--- Instructions for the task ---
Reproduce the full listing that appears beneath this instruction exactly.

START Material for this exercise

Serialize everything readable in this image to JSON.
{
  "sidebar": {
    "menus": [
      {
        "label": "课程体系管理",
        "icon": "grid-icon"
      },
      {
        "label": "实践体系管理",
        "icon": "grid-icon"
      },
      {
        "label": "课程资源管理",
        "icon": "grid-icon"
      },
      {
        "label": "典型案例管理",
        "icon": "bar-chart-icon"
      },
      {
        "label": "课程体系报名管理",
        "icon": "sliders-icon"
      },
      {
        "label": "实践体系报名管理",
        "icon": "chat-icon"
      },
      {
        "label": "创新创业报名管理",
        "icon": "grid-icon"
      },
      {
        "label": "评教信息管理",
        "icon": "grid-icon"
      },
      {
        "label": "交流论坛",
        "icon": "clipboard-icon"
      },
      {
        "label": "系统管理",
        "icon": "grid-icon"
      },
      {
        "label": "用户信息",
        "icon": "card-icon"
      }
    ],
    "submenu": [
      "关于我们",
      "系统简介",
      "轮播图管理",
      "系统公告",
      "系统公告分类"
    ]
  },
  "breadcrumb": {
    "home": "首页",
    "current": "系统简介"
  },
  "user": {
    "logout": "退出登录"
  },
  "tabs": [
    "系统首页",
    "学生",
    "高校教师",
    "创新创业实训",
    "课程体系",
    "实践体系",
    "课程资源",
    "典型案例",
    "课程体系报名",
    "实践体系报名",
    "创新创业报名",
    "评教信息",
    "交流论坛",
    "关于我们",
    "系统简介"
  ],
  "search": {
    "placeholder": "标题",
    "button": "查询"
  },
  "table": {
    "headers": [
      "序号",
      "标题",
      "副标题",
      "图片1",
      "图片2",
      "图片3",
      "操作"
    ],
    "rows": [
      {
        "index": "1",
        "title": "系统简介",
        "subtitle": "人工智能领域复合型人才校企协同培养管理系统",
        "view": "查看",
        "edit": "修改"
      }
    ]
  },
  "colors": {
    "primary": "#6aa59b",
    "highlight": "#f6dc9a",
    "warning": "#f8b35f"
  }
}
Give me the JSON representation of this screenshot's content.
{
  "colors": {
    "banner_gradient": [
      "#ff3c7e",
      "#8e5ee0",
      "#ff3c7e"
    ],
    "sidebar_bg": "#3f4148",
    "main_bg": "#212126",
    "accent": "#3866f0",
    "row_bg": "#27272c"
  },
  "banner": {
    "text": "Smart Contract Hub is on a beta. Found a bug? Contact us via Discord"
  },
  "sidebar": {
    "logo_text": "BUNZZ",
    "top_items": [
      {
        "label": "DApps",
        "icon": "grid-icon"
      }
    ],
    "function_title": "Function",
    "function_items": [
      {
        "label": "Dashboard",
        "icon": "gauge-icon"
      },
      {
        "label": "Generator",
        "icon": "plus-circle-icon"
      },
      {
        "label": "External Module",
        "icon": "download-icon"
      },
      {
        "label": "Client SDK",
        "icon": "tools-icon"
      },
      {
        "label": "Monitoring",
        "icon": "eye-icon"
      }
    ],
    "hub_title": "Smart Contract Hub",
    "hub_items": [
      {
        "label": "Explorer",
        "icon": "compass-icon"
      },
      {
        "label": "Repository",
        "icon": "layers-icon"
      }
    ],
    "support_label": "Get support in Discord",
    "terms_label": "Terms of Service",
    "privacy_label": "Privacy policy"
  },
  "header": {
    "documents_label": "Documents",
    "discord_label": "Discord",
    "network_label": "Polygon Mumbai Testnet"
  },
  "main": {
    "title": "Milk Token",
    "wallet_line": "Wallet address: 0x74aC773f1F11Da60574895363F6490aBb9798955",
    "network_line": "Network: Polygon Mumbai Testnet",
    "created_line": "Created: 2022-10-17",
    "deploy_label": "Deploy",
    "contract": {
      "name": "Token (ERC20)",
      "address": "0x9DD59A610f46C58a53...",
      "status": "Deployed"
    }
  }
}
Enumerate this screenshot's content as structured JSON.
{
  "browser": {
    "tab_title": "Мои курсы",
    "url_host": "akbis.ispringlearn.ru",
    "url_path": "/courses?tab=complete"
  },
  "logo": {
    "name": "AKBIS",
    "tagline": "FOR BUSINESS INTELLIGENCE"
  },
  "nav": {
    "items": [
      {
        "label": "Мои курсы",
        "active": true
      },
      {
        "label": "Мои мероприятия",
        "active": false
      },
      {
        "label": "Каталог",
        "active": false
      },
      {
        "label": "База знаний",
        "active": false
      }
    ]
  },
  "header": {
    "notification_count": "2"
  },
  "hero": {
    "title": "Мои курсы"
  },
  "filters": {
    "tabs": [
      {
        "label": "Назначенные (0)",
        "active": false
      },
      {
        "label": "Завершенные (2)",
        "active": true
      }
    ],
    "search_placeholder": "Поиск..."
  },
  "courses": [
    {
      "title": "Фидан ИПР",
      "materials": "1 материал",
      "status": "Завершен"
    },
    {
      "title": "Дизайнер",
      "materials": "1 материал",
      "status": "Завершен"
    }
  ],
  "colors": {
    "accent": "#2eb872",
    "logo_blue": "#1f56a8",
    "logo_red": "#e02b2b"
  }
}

END Material for this exercise

--- Task result ---
Serialize everything readable in this image to JSON.
{
  "sidebar": {
    "menus": [
      {
        "label": "课程体系管理",
        "icon": "grid-icon"
      },
      {
        "label": "实践体系管理",
        "icon": "grid-icon"
      },
      {
        "label": "课程资源管理",
        "icon": "grid-icon"
      },
      {
        "label": "典型案例管理",
        "icon": "bar-chart-icon"
      },
      {
        "label": "课程体系报名管理",
        "icon": "sliders-icon"
      },
      {
        "label": "实践体系报名管理",
        "icon": "chat-icon"
      },
      {
        "label": "创新创业报名管理",
        "icon": "grid-icon"
      },
      {
        "label": "评教信息管理",
        "icon": "grid-icon"
      },
      {
        "label": "交流论坛",
        "icon": "clipboard-icon"
      },
      {
        "label": "系统管理",
        "icon": "grid-icon"
      },
      {
        "label": "用户信息",
        "icon": "card-icon"
      }
    ],
    "submenu": [
      "关于我们",
      "系统简介",
      "轮播图管理",
      "系统公告",
      "系统公告分类"
    ]
  },
  "breadcrumb": {
    "home": "首页",
    "current": "系统简介"
  },
  "user": {
    "logout": "退出登录"
  },
  "tabs": [
    "系统首页",
    "学生",
    "高校教师",
    "创新创业实训",
    "课程体系",
    "实践体系",
    "课程资源",
    "典型案例",
    "课程体系报名",
    "实践体系报名",
    "创新创业报名",
    "评教信息",
    "交流论坛",
    "关于我们",
    "系统简介"
  ],
  "search": {
    "placeholder": "标题",
    "button": "查询"
  },
  "table": {
    "headers": [
      "序号",
      "标题",
      "副标题",
      "图片1",
      "图片2",
      "图片3",
      "操作"
    ],
    "rows": [
      {
        "index": "1",
        "title": "系统简介",
        "subtitle": "人工智能领域复合型人才校企协同培养管理系统",
        "view": "查看",
        "edit": "修改"
      }
    ]
  },
  "colors": {
    "primary": "#6aa59b",
    "highlight": "#f6dc9a",
    "warning": "#f8b35f"
  }
}
Give me the JSON representation of this screenshot's content.
{
  "colors": {
    "banner_gradient": [
      "#ff3c7e",
      "#8e5ee0",
      "#ff3c7e"
    ],
    "sidebar_bg": "#3f4148",
    "main_bg": "#212126",
    "accent": "#3866f0",
    "row_bg": "#27272c"
  },
  "banner": {
    "text": "Smart Contract Hub is on a beta. Found a bug? Contact us via Discord"
  },
  "sidebar": {
    "logo_text": "BUNZZ",
    "top_items": [
      {
        "label": "DApps",
        "icon": "grid-icon"
      }
    ],
    "function_title": "Function",
    "function_items": [
      {
        "label": "Dashboard",
        "icon": "gauge-icon"
      },
      {
        "label": "Generator",
        "icon": "plus-circle-icon"
      },
      {
        "label": "External Module",
        "icon": "download-icon"
      },
      {
        "label": "Client SDK",
        "icon": "tools-icon"
      },
      {
        "label": "Monitoring",
        "icon": "eye-icon"
      }
    ],
    "hub_title": "Smart Contract Hub",
    "hub_items": [
      {
        "label": "Explorer",
        "icon": "compass-icon"
      },
      {
        "label": "Repository",
        "icon": "layers-icon"
      }
    ],
    "support_label": "Get support in Discord",
    "terms_label": "Terms of Service",
    "privacy_label": "Privacy policy"
  },
  "header": {
    "documents_label": "Documents",
    "discord_label": "Discord",
    "network_label": "Polygon Mumbai Testnet"
  },
  "main": {
    "title": "Milk Token",
    "wallet_line": "Wallet address: 0x74aC773f1F11Da60574895363F6490aBb9798955",
    "network_line": "Network: Polygon Mumbai Testnet",
    "created_line": "Created: 2022-10-17",
    "deploy_label": "Deploy",
    "contract": {
      "name": "Token (ERC20)",
      "address": "0x9DD59A610f46C58a53...",
      "status": "Deployed"
    }
  }
}
Enumerate this screenshot's content as structured JSON.
{
  "browser": {
    "tab_title": "Мои курсы",
    "url_host": "akbis.ispringlearn.ru",
    "url_path": "/courses?tab=complete"
  },
  "logo": {
    "name": "AKBIS",
    "tagline": "FOR BUSINESS INTELLIGENCE"
  },
  "nav": {
    "items": [
      {
        "label": "Мои курсы",
        "active": true
      },
      {
        "label": "Мои мероприятия",
        "active": false
      },
      {
        "label": "Каталог",
        "active": false
      },
      {
        "label": "База знаний",
        "active": false
      }
    ]
  },
  "header": {
    "notification_count": "2"
  },
  "hero": {
    "title": "Мои курсы"
  },
  "filters": {
    "tabs": [
      {
        "label": "Назначенные (0)",
        "active": false
      },
      {
        "label": "Завершенные (2)",
        "active": true
      }
    ],
    "search_placeholder": "Поиск..."
  },
  "courses": [
    {
      "title": "Фидан ИПР",
      "materials": "1 материал",
      "status": "Завершен"
    },
    {
      "title": "Дизайнер",
      "materials": "1 материал",
      "status": "Завершен"
    }
  ],
  "colors": {
    "accent": "#2eb872",
    "logo_blue": "#1f56a8",
    "logo_red": "#e02b2b"
  }
}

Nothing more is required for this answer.